**WHAT YOU ARE ASKED TO DO:**
What you return must be every line below that includes the word "often".

Document page image records
"""

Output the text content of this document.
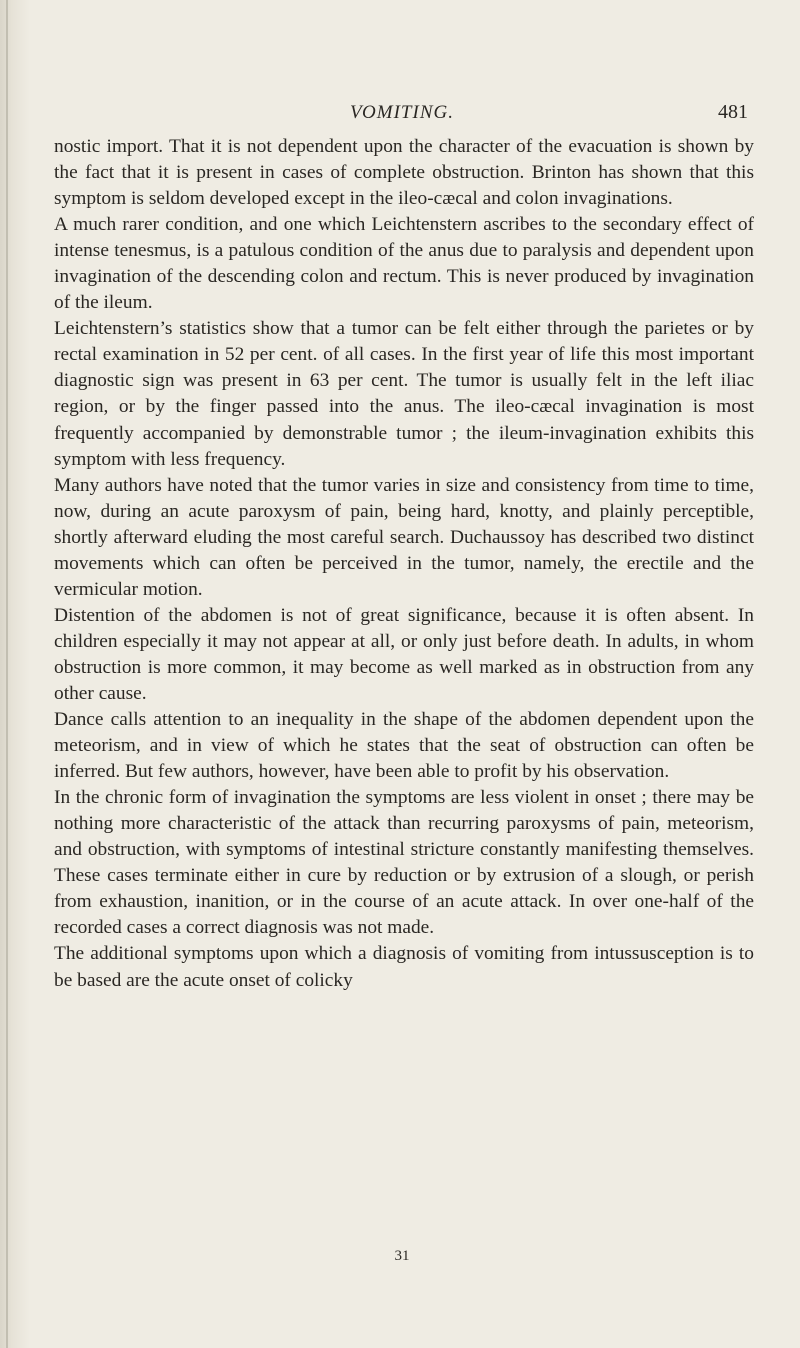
VOMITING.	481

nostic import. That it is not dependent upon the character of the evacuation is shown by the fact that it is present in cases of complete obstruction. Brinton has shown that this symptom is seldom developed except in the ileo-cæcal and colon invaginations.

A much rarer condition, and one which Leichtenstern ascribes to the secondary effect of intense tenesmus, is a patulous condition of the anus due to paralysis and dependent upon invagination of the descending colon and rectum. This is never produced by invagination of the ileum.

Leichtenstern’s statistics show that a tumor can be felt either through the parietes or by rectal examination in 52 per cent. of all cases. In the first year of life this most important diagnostic sign was present in 63 per cent. The tumor is usually felt in the left iliac region, or by the finger passed into the anus. The ileo-cæcal invagination is most frequently accompanied by demonstrable tumor ; the ileum-invagination exhibits this symptom with less frequency.

Many authors have noted that the tumor varies in size and consistency from time to time, now, during an acute paroxysm of pain, being hard, knotty, and plainly perceptible, shortly afterward eluding the most careful search. Duchaussoy has described two distinct movements which can often be perceived in the tumor, namely, the erectile and the vermicular motion.

Distention of the abdomen is not of great significance, because it is often absent. In children especially it may not appear at all, or only just before death. In adults, in whom obstruction is more common, it may become as well marked as in obstruction from any other cause.

Dance calls attention to an inequality in the shape of the abdomen dependent upon the meteorism, and in view of which he states that the seat of obstruction can often be inferred. But few authors, however, have been able to profit by his observation.

In the chronic form of invagination the symptoms are less violent in onset ; there may be nothing more characteristic of the attack than recurring paroxysms of pain, meteorism, and obstruction, with symptoms of intestinal stricture constantly manifesting themselves. These cases terminate either in cure by reduction or by extrusion of a slough, or perish from exhaustion, inanition, or in the course of an acute attack. In over one-half of the recorded cases a correct diagnosis was not made.

The additional symptoms upon which a diagnosis of vomiting from intussusception is to be based are the acute onset of colicky

31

"""

**RESULT BELOW:**
Many authors have noted that the tumor varies in size and consistency from time to time, now, during an acute paroxysm of pain, being hard, knotty, and plainly perceptible, shortly afterward eluding the most careful search. Duchaussoy has described two distinct movements which can often be perceived in the tumor, namely, the erectile and the vermicular motion.
Distention of the abdomen is not of great significance, because it is often absent. In children especially it may not appear at all, or only just before death. In adults, in whom obstruction is more common, it may become as well marked as in obstruction from any other cause.
Dance calls attention to an inequality in the shape of the abdomen dependent upon the meteorism, and in view of which he states that the seat of obstruction can often be inferred. But few authors, however, have been able to profit by his observation.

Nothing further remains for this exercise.